Data section ::
________________________________________

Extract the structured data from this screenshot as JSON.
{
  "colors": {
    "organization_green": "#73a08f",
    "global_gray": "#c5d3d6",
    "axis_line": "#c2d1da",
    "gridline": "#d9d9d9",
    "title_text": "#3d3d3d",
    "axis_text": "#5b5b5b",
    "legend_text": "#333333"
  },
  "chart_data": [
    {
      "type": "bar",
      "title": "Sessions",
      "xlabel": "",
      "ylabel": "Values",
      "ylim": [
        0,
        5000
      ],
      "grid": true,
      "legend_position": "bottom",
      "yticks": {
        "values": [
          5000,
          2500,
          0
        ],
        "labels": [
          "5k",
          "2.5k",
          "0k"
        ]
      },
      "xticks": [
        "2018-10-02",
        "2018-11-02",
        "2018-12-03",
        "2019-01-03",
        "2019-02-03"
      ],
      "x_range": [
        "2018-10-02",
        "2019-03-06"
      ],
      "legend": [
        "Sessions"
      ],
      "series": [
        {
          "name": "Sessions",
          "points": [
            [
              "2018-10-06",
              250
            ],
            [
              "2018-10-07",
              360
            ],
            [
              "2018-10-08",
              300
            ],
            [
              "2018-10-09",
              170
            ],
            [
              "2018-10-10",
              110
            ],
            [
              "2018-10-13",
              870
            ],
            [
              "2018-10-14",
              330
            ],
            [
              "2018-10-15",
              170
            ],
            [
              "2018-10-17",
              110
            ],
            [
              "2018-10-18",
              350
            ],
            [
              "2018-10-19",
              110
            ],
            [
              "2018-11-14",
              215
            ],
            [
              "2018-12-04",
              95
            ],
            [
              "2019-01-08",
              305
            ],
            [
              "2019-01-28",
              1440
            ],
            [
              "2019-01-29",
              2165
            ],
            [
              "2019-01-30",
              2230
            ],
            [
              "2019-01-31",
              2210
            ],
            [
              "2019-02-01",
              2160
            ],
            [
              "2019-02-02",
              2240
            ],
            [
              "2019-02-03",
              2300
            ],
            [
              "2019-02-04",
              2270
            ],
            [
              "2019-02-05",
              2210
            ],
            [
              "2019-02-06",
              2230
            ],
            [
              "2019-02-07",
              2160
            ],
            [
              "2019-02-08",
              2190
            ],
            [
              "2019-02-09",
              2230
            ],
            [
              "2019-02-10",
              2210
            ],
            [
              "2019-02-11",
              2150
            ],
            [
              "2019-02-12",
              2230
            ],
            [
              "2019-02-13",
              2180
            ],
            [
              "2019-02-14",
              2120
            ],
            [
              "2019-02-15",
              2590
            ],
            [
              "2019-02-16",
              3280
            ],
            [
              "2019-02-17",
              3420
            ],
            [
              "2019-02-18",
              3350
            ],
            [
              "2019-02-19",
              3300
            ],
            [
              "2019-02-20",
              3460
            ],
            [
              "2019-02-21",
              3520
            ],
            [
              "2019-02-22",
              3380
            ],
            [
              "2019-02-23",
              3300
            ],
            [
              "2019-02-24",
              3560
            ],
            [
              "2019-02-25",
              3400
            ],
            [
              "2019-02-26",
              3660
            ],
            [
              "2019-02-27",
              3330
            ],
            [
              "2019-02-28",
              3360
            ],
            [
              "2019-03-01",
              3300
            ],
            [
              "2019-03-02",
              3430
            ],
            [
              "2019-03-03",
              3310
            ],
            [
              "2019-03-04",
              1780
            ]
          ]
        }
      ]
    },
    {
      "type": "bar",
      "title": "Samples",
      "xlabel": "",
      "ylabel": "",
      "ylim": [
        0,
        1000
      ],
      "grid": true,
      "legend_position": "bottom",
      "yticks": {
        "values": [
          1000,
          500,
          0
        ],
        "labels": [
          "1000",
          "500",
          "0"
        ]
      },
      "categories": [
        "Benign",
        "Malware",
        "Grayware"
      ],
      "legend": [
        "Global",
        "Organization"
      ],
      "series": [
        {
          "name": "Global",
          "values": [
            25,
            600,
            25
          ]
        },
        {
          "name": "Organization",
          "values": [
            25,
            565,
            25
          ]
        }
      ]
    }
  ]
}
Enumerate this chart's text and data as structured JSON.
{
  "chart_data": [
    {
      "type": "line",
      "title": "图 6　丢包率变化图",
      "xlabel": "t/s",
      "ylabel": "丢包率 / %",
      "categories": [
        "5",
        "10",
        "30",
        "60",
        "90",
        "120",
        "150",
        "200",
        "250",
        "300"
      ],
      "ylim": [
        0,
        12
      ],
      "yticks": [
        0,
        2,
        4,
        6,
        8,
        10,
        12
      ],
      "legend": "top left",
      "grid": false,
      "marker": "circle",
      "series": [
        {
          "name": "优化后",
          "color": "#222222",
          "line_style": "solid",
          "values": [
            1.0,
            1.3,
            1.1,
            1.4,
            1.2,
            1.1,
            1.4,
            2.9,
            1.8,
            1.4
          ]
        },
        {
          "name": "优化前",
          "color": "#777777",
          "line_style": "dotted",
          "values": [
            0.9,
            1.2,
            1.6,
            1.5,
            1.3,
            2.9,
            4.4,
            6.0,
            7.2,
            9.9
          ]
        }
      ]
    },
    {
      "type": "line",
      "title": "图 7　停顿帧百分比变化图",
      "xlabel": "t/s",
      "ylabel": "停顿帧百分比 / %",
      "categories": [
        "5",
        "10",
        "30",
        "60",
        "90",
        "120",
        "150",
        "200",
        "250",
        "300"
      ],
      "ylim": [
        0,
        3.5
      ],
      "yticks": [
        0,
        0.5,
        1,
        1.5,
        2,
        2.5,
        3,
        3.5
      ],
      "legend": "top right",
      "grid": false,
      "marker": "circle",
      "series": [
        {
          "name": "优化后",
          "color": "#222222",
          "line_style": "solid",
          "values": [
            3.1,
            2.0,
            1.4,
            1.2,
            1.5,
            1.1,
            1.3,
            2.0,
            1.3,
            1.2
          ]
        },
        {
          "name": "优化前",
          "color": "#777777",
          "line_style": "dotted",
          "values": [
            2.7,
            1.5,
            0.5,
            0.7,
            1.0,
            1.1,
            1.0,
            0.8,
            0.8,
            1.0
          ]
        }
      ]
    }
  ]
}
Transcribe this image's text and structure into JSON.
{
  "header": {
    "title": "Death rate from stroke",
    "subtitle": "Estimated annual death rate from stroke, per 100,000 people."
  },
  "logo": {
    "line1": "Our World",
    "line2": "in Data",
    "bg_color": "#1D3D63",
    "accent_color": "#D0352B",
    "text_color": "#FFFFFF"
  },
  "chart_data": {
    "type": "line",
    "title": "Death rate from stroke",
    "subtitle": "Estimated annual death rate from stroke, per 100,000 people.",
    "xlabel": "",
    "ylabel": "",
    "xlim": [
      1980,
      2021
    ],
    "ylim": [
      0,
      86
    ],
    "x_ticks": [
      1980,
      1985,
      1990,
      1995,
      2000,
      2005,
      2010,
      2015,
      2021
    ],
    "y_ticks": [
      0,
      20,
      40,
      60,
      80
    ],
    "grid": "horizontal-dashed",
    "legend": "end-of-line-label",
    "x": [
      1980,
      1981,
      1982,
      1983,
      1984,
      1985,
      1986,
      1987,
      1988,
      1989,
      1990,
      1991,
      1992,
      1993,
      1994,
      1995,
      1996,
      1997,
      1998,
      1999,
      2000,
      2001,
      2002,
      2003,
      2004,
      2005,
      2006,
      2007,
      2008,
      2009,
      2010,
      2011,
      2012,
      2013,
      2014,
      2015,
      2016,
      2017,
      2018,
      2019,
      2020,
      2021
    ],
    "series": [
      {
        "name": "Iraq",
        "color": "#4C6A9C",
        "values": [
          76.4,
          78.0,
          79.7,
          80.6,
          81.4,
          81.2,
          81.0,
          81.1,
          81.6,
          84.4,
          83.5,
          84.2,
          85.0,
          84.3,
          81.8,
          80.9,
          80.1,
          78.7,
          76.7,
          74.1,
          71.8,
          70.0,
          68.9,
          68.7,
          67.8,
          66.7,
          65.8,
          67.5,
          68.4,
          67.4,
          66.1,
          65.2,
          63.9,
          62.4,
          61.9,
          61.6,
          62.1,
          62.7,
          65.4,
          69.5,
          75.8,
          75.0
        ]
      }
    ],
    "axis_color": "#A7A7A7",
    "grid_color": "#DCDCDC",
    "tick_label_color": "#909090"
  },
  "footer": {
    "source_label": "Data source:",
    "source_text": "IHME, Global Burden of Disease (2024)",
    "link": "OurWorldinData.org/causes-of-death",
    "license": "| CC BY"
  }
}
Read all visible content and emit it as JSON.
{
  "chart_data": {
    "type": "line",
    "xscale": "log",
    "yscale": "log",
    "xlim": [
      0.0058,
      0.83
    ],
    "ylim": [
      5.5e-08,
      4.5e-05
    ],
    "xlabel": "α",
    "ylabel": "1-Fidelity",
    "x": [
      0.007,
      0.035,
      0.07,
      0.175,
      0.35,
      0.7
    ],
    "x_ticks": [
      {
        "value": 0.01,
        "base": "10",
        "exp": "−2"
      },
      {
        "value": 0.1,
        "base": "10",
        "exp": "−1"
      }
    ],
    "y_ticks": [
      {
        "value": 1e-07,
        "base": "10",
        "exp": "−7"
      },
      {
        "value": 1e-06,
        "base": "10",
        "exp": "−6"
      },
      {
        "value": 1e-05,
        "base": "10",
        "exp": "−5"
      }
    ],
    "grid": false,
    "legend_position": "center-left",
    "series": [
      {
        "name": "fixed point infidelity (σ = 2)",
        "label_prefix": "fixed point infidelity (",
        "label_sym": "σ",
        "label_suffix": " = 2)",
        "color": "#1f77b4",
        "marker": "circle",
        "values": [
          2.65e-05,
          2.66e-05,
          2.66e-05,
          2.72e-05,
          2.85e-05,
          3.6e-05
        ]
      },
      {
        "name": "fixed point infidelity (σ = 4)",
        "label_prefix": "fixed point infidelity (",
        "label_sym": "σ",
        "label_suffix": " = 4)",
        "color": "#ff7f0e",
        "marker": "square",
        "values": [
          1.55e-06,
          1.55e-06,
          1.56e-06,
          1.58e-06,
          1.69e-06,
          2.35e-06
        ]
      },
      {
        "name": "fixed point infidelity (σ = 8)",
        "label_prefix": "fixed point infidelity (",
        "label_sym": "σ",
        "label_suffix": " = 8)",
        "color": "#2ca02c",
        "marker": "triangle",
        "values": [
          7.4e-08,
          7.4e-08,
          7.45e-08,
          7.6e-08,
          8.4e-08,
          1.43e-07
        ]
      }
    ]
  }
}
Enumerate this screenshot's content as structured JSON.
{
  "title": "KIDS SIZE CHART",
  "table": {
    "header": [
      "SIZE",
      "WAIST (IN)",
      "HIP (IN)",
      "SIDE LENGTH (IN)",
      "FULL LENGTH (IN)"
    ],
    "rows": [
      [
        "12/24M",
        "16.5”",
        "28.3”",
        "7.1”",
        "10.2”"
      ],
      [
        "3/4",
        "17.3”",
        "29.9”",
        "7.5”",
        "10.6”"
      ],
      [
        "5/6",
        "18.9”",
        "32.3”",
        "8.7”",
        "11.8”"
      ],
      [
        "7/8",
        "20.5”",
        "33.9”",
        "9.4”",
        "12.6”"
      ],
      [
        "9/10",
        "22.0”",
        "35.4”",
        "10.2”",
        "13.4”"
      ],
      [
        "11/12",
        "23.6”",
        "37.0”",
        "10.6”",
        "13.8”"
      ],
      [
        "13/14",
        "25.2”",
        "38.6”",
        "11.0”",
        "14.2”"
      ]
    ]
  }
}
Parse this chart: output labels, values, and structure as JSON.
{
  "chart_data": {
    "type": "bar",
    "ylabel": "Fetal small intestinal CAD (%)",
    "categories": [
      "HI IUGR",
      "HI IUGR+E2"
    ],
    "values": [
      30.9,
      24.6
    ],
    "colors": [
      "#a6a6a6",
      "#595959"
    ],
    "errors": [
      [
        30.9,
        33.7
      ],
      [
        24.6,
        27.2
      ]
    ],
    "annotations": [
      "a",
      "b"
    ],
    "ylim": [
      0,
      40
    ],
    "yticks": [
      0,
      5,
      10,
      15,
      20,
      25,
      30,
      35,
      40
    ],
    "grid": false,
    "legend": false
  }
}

________________________________________

Exercise instructions ::
Filter the entries down to the lines containing "name". Copy each of those lines.

Right answer ::
          "name": "Sessions",
          "name": "Global",
          "name": "Organization",
          "name": "优化后",
          "name": "优化前",
          "name": "优化后",
          "name": "优化前",
        "name": "Iraq",
        "name": "fixed point infidelity (σ = 2)",
        "name": "fixed point infidelity (σ = 4)",
        "name": "fixed point infidelity (σ = 8)",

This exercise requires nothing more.